**GIVEN REQUEST**
Write out the complete material exactly as it stands.

[Extracted records]
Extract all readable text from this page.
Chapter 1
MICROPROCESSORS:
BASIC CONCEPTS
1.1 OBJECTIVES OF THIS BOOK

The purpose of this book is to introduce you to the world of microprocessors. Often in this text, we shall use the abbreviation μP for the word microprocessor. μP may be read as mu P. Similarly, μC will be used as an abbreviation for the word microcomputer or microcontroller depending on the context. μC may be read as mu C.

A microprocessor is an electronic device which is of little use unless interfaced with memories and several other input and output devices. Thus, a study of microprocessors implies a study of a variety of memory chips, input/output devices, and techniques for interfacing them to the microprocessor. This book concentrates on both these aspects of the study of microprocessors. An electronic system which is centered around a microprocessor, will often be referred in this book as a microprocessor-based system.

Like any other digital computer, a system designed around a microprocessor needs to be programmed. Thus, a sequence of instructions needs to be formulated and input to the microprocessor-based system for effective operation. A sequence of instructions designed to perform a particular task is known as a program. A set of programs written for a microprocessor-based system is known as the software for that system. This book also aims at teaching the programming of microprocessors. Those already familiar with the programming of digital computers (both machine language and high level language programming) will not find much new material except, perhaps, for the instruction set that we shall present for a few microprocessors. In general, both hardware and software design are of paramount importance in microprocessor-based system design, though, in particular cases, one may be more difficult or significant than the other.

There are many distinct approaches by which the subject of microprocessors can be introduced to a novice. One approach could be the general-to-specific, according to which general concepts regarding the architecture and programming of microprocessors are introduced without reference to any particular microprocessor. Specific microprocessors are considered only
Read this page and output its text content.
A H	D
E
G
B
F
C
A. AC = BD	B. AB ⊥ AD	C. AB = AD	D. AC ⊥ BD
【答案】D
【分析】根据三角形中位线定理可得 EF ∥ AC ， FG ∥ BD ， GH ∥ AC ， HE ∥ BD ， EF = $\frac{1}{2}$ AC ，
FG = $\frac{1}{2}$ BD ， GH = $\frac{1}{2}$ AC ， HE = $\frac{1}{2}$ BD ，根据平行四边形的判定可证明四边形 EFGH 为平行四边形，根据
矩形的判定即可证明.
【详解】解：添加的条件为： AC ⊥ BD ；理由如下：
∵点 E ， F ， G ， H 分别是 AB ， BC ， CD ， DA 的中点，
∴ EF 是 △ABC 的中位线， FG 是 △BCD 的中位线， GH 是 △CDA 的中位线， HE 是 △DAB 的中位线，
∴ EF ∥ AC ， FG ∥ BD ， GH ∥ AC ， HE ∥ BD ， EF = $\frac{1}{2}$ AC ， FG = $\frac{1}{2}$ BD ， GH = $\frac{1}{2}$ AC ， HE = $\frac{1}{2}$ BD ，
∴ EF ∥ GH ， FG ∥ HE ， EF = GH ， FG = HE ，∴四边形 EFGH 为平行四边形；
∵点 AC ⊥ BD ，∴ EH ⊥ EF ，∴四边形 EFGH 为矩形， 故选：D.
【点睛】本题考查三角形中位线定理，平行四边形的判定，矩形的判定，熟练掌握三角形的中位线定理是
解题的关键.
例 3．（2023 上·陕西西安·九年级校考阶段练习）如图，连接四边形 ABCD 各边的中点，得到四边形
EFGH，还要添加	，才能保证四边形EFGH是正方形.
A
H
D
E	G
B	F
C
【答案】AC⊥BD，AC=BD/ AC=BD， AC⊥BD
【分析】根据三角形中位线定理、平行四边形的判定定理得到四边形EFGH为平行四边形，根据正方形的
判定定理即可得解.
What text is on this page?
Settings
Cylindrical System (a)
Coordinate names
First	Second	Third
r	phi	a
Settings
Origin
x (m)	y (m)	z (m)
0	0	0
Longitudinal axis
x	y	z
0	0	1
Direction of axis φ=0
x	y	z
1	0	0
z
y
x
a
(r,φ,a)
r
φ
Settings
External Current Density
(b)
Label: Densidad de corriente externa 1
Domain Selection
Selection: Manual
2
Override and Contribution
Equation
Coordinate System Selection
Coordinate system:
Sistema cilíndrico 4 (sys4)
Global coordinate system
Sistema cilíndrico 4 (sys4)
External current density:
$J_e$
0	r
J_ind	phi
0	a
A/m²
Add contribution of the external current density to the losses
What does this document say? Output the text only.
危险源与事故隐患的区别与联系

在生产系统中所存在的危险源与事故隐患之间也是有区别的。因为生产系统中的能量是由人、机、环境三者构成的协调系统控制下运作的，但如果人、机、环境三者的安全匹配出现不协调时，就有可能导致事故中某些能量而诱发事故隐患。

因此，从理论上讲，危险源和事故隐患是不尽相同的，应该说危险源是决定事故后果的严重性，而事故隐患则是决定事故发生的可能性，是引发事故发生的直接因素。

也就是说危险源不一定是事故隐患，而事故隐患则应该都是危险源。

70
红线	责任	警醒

**OUTPUT FOR THIS TASK**
Extract all readable text from this page.
Chapter 1
MICROPROCESSORS:
BASIC CONCEPTS
1.1 OBJECTIVES OF THIS BOOK

The purpose of this book is to introduce you to the world of microprocessors. Often in this text, we shall use the abbreviation μP for the word microprocessor. μP may be read as mu P. Similarly, μC will be used as an abbreviation for the word microcomputer or microcontroller depending on the context. μC may be read as mu C.

A microprocessor is an electronic device which is of little use unless interfaced with memories and several other input and output devices. Thus, a study of microprocessors implies a study of a variety of memory chips, input/output devices, and techniques for interfacing them to the microprocessor. This book concentrates on both these aspects of the study of microprocessors. An electronic system which is centered around a microprocessor, will often be referred in this book as a microprocessor-based system.

Like any other digital computer, a system designed around a microprocessor needs to be programmed. Thus, a sequence of instructions needs to be formulated and input to the microprocessor-based system for effective operation. A sequence of instructions designed to perform a particular task is known as a program. A set of programs written for a microprocessor-based system is known as the software for that system. This book also aims at teaching the programming of microprocessors. Those already familiar with the programming of digital computers (both machine language and high level language programming) will not find much new material except, perhaps, for the instruction set that we shall present for a few microprocessors. In general, both hardware and software design are of paramount importance in microprocessor-based system design, though, in particular cases, one may be more difficult or significant than the other.

There are many distinct approaches by which the subject of microprocessors can be introduced to a novice. One approach could be the general-to-specific, according to which general concepts regarding the architecture and programming of microprocessors are introduced without reference to any particular microprocessor. Specific microprocessors are considered only
Read this page and output its text content.
A H	D
E
G
B
F
C
A. AC = BD	B. AB ⊥ AD	C. AB = AD	D. AC ⊥ BD
【答案】D
【分析】根据三角形中位线定理可得 EF ∥ AC ， FG ∥ BD ， GH ∥ AC ， HE ∥ BD ， EF = $\frac{1}{2}$ AC ，
FG = $\frac{1}{2}$ BD ， GH = $\frac{1}{2}$ AC ， HE = $\frac{1}{2}$ BD ，根据平行四边形的判定可证明四边形 EFGH 为平行四边形，根据
矩形的判定即可证明.
【详解】解：添加的条件为： AC ⊥ BD ；理由如下：
∵点 E ， F ， G ， H 分别是 AB ， BC ， CD ， DA 的中点，
∴ EF 是 △ABC 的中位线， FG 是 △BCD 的中位线， GH 是 △CDA 的中位线， HE 是 △DAB 的中位线，
∴ EF ∥ AC ， FG ∥ BD ， GH ∥ AC ， HE ∥ BD ， EF = $\frac{1}{2}$ AC ， FG = $\frac{1}{2}$ BD ， GH = $\frac{1}{2}$ AC ， HE = $\frac{1}{2}$ BD ，
∴ EF ∥ GH ， FG ∥ HE ， EF = GH ， FG = HE ，∴四边形 EFGH 为平行四边形；
∵点 AC ⊥ BD ，∴ EH ⊥ EF ，∴四边形 EFGH 为矩形， 故选：D.
【点睛】本题考查三角形中位线定理，平行四边形的判定，矩形的判定，熟练掌握三角形的中位线定理是
解题的关键.
例 3．（2023 上·陕西西安·九年级校考阶段练习）如图，连接四边形 ABCD 各边的中点，得到四边形
EFGH，还要添加	，才能保证四边形EFGH是正方形.
A
H
D
E	G
B	F
C
【答案】AC⊥BD，AC=BD/ AC=BD， AC⊥BD
【分析】根据三角形中位线定理、平行四边形的判定定理得到四边形EFGH为平行四边形，根据正方形的
判定定理即可得解.
What text is on this page?
Settings
Cylindrical System (a)
Coordinate names
First	Second	Third
r	phi	a
Settings
Origin
x (m)	y (m)	z (m)
0	0	0
Longitudinal axis
x	y	z
0	0	1
Direction of axis φ=0
x	y	z
1	0	0
z
y
x
a
(r,φ,a)
r
φ
Settings
External Current Density
(b)
Label: Densidad de corriente externa 1
Domain Selection
Selection: Manual
2
Override and Contribution
Equation
Coordinate System Selection
Coordinate system:
Sistema cilíndrico 4 (sys4)
Global coordinate system
Sistema cilíndrico 4 (sys4)
External current density:
$J_e$
0	r
J_ind	phi
0	a
A/m²
Add contribution of the external current density to the losses
What does this document say? Output the text only.
危险源与事故隐患的区别与联系

在生产系统中所存在的危险源与事故隐患之间也是有区别的。因为生产系统中的能量是由人、机、环境三者构成的协调系统控制下运作的，但如果人、机、环境三者的安全匹配出现不协调时，就有可能导致事故中某些能量而诱发事故隐患。

因此，从理论上讲，危险源和事故隐患是不尽相同的，应该说危险源是决定事故后果的严重性，而事故隐患则是决定事故发生的可能性，是引发事故发生的直接因素。

也就是说危险源不一定是事故隐患，而事故隐患则应该都是危险源。

70
红线	责任	警醒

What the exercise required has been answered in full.